■ WHAT NEEDS TO BE DONE: Check each line of the entries below for the string "content" and state how many lines have it, with no other text.

+ + + + + + +

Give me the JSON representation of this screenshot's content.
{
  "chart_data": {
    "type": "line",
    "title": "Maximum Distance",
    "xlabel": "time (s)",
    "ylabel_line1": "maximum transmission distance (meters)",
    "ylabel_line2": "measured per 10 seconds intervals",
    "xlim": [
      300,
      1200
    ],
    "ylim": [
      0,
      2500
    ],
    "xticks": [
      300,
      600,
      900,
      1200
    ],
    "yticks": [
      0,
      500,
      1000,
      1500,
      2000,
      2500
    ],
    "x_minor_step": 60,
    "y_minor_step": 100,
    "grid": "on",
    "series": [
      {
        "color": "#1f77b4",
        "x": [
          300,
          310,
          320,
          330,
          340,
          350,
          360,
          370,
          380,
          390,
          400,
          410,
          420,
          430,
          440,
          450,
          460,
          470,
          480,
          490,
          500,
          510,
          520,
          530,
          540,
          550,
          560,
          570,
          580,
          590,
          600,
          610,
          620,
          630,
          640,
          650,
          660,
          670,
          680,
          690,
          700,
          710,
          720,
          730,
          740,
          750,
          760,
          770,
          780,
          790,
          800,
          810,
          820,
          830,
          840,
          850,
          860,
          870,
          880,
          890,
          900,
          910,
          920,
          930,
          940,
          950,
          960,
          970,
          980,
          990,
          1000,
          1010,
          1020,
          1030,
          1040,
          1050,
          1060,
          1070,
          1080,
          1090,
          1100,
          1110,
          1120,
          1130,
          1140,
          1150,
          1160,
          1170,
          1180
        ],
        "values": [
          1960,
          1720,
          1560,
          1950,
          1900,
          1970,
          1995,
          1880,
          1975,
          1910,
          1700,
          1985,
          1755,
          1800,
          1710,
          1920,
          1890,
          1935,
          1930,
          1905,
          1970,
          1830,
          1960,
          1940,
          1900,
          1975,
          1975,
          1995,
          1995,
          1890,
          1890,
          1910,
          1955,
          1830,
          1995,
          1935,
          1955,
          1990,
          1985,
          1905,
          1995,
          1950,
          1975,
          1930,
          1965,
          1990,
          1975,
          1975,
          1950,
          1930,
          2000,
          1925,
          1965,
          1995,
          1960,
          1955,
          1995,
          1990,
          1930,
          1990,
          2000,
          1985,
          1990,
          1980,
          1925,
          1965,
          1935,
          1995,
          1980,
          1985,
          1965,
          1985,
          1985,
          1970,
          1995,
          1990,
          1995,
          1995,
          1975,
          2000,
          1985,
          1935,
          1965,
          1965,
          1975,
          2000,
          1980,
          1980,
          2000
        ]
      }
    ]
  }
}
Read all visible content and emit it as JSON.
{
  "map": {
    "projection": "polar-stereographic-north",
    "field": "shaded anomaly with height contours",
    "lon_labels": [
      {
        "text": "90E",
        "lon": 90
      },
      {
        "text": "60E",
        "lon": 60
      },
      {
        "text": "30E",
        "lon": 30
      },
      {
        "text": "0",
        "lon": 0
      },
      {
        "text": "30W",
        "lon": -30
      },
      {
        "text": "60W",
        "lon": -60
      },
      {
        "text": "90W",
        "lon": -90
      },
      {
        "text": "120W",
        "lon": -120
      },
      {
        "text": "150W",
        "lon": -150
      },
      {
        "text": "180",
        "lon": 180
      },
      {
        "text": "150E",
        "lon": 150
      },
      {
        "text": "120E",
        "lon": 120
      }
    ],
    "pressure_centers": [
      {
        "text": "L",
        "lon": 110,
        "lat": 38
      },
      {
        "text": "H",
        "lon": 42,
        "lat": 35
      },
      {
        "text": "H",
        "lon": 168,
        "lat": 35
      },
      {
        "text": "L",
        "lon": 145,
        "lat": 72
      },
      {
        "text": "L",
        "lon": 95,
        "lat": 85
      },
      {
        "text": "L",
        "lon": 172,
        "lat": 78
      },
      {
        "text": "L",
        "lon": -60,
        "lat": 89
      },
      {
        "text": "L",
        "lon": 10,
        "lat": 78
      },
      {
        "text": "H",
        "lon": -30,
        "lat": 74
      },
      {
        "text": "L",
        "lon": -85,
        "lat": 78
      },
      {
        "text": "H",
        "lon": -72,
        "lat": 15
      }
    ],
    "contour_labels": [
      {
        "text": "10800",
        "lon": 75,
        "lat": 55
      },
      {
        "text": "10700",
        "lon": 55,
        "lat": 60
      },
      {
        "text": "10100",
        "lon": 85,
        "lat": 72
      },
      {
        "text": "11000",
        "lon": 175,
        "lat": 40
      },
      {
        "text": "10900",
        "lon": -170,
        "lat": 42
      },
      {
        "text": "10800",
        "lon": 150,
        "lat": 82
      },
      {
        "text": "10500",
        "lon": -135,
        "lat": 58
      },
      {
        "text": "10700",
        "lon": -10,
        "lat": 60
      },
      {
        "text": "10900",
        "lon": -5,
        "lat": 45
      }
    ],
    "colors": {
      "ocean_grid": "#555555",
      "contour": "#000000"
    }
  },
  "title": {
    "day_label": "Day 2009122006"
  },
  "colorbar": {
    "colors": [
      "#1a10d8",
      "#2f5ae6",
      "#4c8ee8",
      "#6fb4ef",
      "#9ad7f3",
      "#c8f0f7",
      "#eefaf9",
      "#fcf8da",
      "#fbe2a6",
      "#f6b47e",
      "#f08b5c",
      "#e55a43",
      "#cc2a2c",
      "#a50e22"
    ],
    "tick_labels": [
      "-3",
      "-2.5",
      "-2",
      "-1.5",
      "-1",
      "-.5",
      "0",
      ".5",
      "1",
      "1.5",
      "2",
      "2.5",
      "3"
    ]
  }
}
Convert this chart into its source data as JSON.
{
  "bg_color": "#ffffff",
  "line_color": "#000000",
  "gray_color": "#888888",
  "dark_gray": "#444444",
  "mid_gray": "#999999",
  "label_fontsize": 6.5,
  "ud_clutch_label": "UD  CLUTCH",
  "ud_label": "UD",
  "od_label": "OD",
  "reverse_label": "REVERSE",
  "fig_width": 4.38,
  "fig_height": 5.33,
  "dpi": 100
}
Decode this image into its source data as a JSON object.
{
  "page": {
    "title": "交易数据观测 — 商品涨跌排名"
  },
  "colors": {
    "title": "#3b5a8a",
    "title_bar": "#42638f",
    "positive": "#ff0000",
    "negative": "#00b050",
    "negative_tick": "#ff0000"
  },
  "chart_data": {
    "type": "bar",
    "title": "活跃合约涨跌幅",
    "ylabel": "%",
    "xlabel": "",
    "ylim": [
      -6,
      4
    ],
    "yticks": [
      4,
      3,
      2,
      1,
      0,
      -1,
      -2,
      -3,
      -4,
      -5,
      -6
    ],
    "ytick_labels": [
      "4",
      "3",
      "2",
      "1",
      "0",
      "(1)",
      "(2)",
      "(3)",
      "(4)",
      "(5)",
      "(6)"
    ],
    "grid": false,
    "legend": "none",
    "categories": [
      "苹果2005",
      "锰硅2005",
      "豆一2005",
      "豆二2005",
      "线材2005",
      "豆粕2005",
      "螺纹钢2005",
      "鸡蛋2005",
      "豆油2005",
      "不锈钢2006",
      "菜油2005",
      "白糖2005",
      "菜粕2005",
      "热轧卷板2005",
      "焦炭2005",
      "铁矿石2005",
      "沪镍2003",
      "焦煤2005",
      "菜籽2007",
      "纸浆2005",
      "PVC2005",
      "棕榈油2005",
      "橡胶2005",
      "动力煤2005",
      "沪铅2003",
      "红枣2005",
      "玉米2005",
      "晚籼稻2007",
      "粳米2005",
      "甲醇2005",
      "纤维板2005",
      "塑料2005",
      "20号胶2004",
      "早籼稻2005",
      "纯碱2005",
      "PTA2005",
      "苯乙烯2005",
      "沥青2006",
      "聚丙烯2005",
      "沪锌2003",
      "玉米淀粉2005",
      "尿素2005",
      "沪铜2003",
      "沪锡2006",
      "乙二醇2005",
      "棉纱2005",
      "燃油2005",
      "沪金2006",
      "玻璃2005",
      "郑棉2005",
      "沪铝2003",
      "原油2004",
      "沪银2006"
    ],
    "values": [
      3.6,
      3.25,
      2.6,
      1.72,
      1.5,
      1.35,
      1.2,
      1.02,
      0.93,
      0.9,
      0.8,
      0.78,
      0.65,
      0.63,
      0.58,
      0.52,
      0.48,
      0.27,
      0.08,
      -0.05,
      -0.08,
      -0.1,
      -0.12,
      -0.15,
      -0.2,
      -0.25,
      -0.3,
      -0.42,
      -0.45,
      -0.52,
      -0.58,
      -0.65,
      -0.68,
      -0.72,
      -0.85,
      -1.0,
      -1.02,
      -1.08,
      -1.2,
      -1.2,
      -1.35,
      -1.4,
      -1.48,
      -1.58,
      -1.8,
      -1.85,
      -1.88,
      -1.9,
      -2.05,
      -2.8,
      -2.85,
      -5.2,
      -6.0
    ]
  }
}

+ + + + + + +

■ ANSWER FOR THE TASK: 2